[Stored entries]
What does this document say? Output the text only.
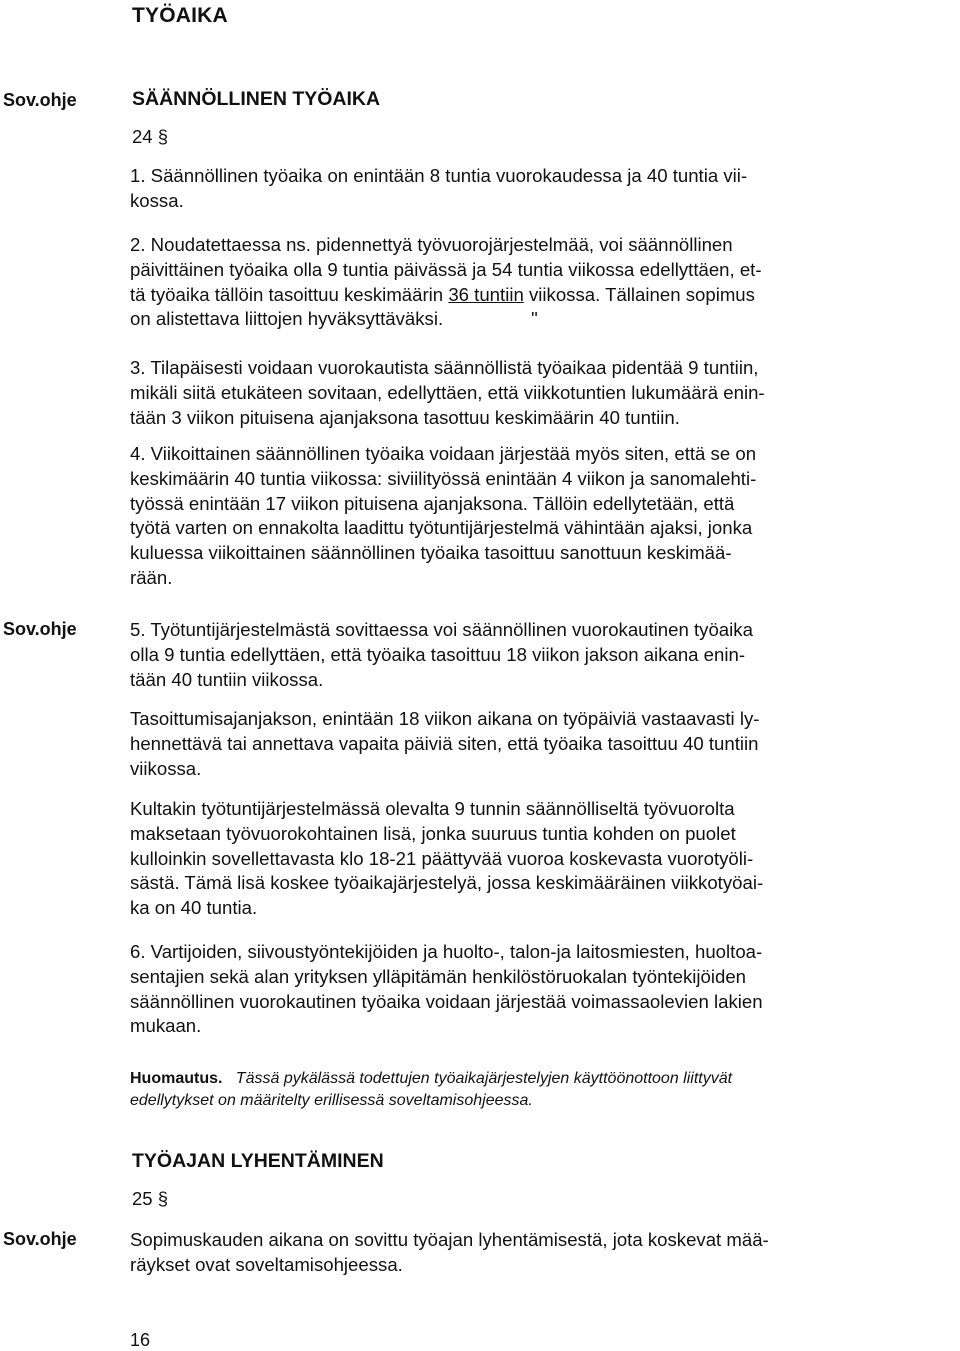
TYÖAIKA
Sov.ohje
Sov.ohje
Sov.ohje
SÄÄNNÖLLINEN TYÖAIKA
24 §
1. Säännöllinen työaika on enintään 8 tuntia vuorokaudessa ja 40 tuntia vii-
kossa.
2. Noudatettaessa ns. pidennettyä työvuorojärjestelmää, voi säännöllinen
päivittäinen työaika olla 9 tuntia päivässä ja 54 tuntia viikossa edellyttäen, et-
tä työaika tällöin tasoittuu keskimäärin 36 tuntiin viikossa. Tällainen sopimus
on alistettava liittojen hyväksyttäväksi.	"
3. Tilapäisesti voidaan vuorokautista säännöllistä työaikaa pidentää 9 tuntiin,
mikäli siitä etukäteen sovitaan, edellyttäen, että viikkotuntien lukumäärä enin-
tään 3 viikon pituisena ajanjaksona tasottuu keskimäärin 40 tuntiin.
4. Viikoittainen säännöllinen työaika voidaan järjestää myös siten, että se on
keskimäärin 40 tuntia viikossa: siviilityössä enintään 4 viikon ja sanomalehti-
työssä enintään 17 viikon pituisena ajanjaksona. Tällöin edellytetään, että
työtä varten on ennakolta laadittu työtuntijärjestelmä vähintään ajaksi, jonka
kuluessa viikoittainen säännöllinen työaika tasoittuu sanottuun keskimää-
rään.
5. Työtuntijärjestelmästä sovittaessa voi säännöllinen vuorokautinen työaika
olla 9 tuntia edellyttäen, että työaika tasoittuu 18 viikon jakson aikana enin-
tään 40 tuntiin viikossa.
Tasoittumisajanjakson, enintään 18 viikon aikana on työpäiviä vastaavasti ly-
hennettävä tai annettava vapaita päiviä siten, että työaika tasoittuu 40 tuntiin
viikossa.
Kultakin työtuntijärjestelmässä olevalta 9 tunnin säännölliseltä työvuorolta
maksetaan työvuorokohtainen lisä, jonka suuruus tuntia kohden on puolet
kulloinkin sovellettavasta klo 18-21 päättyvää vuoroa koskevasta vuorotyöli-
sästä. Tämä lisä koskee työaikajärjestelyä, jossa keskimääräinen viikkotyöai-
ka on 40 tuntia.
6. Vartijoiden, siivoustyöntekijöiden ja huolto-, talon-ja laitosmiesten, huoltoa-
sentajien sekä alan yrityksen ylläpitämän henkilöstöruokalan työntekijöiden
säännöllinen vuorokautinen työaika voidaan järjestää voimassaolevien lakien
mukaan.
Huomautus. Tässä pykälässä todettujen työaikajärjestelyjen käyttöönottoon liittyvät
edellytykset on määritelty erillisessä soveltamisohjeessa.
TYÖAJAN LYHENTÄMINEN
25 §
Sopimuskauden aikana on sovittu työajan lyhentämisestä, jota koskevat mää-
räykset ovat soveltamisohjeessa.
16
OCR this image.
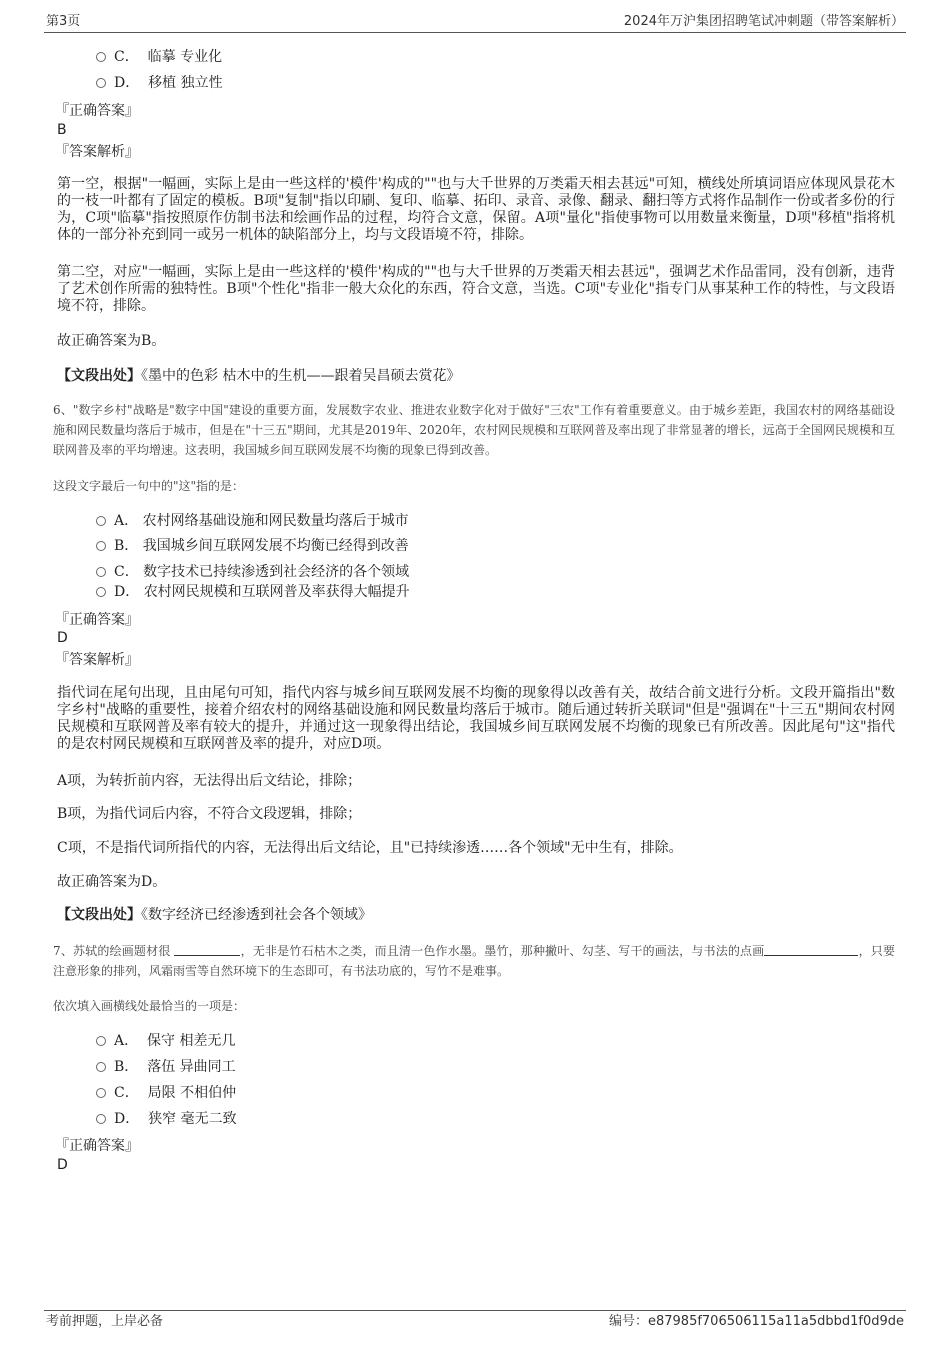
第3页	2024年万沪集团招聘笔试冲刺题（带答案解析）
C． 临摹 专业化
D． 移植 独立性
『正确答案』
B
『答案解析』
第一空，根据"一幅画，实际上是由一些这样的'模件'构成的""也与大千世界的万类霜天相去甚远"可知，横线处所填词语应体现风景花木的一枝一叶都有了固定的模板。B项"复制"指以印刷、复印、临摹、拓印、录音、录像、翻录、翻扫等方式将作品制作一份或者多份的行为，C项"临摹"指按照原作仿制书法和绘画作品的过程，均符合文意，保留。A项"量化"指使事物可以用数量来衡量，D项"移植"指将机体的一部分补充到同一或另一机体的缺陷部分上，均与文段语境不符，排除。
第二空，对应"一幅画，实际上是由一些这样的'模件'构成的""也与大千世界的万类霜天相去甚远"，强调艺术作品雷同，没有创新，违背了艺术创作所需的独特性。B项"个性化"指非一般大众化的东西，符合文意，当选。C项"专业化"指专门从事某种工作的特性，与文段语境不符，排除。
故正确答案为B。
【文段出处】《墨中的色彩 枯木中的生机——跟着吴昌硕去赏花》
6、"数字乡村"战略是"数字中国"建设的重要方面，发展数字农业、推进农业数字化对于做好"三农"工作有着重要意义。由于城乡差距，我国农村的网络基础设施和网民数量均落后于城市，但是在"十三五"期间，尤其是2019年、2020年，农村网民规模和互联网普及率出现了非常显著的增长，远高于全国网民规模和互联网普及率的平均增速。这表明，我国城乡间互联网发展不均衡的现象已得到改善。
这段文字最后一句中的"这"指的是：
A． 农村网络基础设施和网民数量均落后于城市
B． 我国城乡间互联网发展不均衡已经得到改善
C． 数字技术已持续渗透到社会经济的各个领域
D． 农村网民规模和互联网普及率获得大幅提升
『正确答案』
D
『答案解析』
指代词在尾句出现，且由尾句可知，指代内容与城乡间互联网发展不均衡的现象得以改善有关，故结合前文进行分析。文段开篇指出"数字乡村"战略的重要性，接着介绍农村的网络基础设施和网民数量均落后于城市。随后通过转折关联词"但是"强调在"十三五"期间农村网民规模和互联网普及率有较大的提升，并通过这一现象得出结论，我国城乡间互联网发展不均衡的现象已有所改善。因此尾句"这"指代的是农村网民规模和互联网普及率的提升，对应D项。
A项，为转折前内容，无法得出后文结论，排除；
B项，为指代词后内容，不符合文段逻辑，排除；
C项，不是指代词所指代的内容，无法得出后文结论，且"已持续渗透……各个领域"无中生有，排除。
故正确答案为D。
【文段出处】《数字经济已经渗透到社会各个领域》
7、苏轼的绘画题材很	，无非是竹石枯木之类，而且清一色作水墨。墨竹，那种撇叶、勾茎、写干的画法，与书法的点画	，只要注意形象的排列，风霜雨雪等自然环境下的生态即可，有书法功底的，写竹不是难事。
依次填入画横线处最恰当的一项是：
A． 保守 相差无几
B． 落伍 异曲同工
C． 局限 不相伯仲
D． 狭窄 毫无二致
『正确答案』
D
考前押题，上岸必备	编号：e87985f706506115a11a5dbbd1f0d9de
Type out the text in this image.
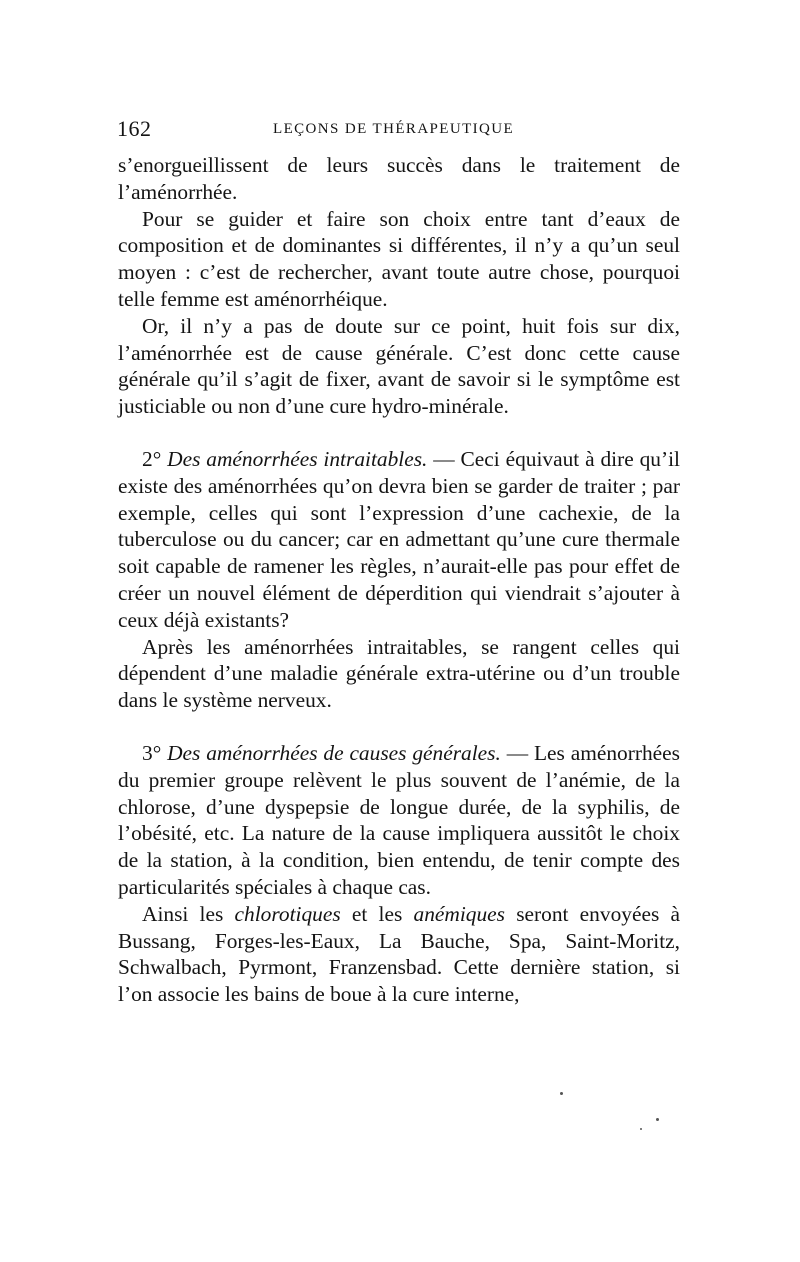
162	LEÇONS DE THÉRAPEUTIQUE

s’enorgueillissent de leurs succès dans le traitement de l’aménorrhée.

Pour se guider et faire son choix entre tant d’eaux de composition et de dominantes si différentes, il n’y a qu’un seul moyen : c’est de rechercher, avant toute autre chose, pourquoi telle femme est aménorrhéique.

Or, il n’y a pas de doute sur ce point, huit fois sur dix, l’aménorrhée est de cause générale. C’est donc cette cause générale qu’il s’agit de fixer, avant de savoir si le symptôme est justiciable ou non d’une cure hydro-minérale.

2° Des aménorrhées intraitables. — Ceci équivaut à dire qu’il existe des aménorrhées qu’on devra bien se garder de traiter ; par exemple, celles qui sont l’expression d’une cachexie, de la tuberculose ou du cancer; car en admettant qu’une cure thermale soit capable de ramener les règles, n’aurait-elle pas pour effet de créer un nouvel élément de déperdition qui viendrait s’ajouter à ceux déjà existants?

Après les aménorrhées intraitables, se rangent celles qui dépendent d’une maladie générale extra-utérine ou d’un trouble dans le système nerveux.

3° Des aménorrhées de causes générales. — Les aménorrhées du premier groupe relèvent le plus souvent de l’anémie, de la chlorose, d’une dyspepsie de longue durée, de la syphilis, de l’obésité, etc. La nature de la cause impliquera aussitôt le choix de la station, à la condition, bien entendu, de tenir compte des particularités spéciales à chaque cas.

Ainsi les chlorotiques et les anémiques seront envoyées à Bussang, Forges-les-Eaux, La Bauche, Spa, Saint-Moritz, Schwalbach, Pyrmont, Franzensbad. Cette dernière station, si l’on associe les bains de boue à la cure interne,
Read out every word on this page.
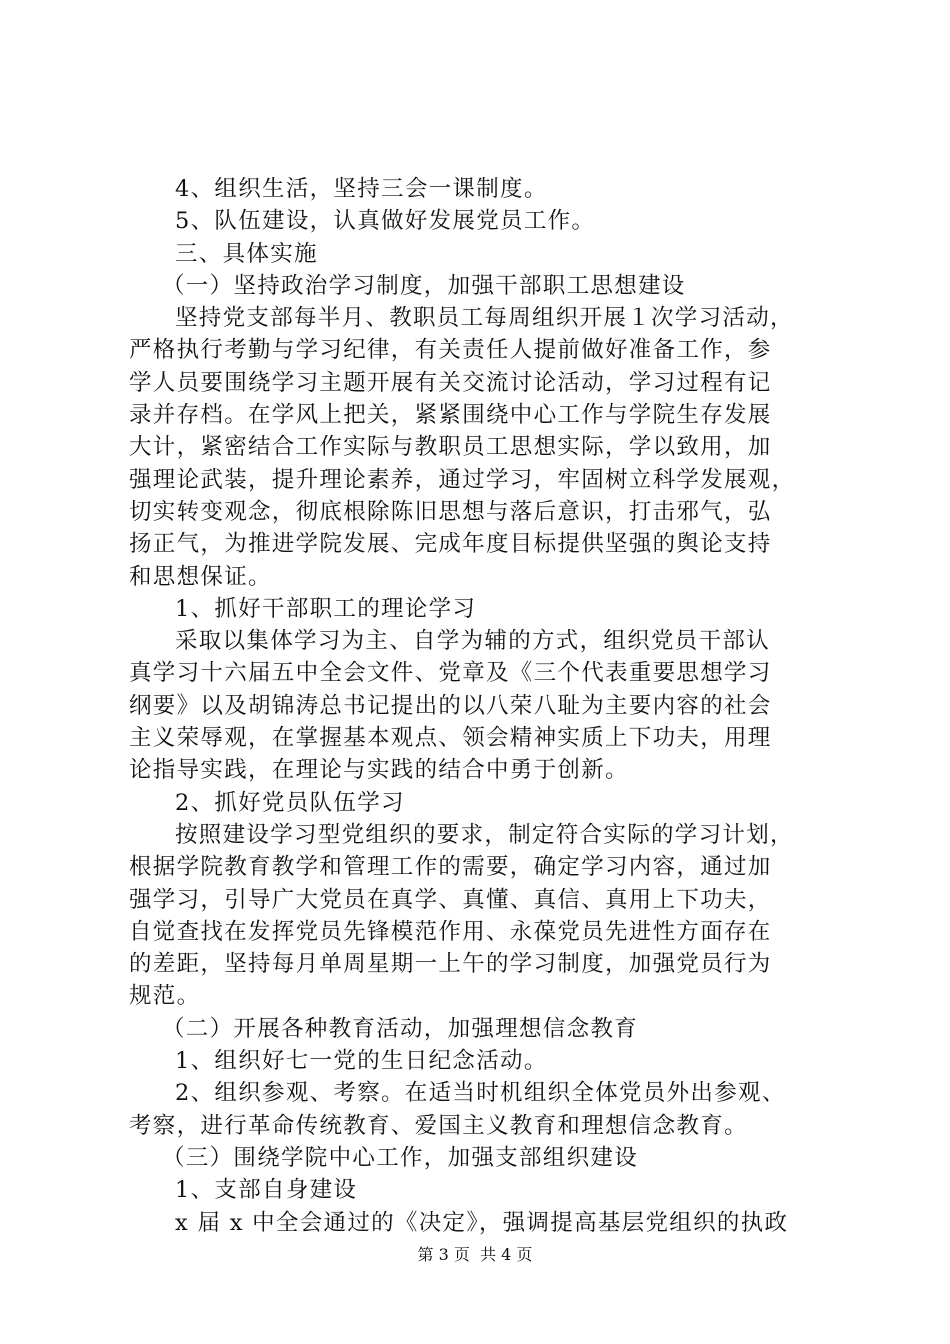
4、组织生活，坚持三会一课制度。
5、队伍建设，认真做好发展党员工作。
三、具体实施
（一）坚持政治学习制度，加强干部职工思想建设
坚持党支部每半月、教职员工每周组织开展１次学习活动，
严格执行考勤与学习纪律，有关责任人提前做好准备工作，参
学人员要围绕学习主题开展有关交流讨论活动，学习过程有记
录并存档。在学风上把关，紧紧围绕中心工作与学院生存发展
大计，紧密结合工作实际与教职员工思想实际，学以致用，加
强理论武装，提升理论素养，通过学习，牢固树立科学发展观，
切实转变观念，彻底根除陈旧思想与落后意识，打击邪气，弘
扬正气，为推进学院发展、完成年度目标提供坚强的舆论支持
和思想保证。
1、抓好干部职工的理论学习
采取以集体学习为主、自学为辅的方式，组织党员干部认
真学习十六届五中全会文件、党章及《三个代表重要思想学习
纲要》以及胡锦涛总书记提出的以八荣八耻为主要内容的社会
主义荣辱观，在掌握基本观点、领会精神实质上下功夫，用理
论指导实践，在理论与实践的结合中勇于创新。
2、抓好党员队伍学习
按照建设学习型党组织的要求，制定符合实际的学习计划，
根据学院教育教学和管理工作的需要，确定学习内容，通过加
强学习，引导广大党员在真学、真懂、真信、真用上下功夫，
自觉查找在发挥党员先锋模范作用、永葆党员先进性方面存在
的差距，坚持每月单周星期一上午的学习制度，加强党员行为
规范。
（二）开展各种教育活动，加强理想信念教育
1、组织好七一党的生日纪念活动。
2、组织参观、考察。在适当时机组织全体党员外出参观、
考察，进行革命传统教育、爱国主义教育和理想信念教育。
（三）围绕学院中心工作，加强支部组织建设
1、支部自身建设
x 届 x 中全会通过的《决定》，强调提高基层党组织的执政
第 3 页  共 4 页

#### EXERCISE TASK
Quote only the lines that start at the line holding "Read out every word on this page." and end at the last line of the entries, including both of those lines, and omit every picture.

#### ANSWER FOR THE TASK
Read out every word on this page.
4、组织生活，坚持三会一课制度。
5、队伍建设，认真做好发展党员工作。
三、具体实施
（一）坚持政治学习制度，加强干部职工思想建设
坚持党支部每半月、教职员工每周组织开展１次学习活动，
严格执行考勤与学习纪律，有关责任人提前做好准备工作，参
学人员要围绕学习主题开展有关交流讨论活动，学习过程有记
录并存档。在学风上把关，紧紧围绕中心工作与学院生存发展
大计，紧密结合工作实际与教职员工思想实际，学以致用，加
强理论武装，提升理论素养，通过学习，牢固树立科学发展观，
切实转变观念，彻底根除陈旧思想与落后意识，打击邪气，弘
扬正气，为推进学院发展、完成年度目标提供坚强的舆论支持
和思想保证。
1、抓好干部职工的理论学习
采取以集体学习为主、自学为辅的方式，组织党员干部认
真学习十六届五中全会文件、党章及《三个代表重要思想学习
纲要》以及胡锦涛总书记提出的以八荣八耻为主要内容的社会
主义荣辱观，在掌握基本观点、领会精神实质上下功夫，用理
论指导实践，在理论与实践的结合中勇于创新。
2、抓好党员队伍学习
按照建设学习型党组织的要求，制定符合实际的学习计划，
根据学院教育教学和管理工作的需要，确定学习内容，通过加
强学习，引导广大党员在真学、真懂、真信、真用上下功夫，
自觉查找在发挥党员先锋模范作用、永葆党员先进性方面存在
的差距，坚持每月单周星期一上午的学习制度，加强党员行为
规范。
（二）开展各种教育活动，加强理想信念教育
1、组织好七一党的生日纪念活动。
2、组织参观、考察。在适当时机组织全体党员外出参观、
考察，进行革命传统教育、爱国主义教育和理想信念教育。
（三）围绕学院中心工作，加强支部组织建设
1、支部自身建设
x 届 x 中全会通过的《决定》，强调提高基层党组织的执政
第 3 页  共 4 页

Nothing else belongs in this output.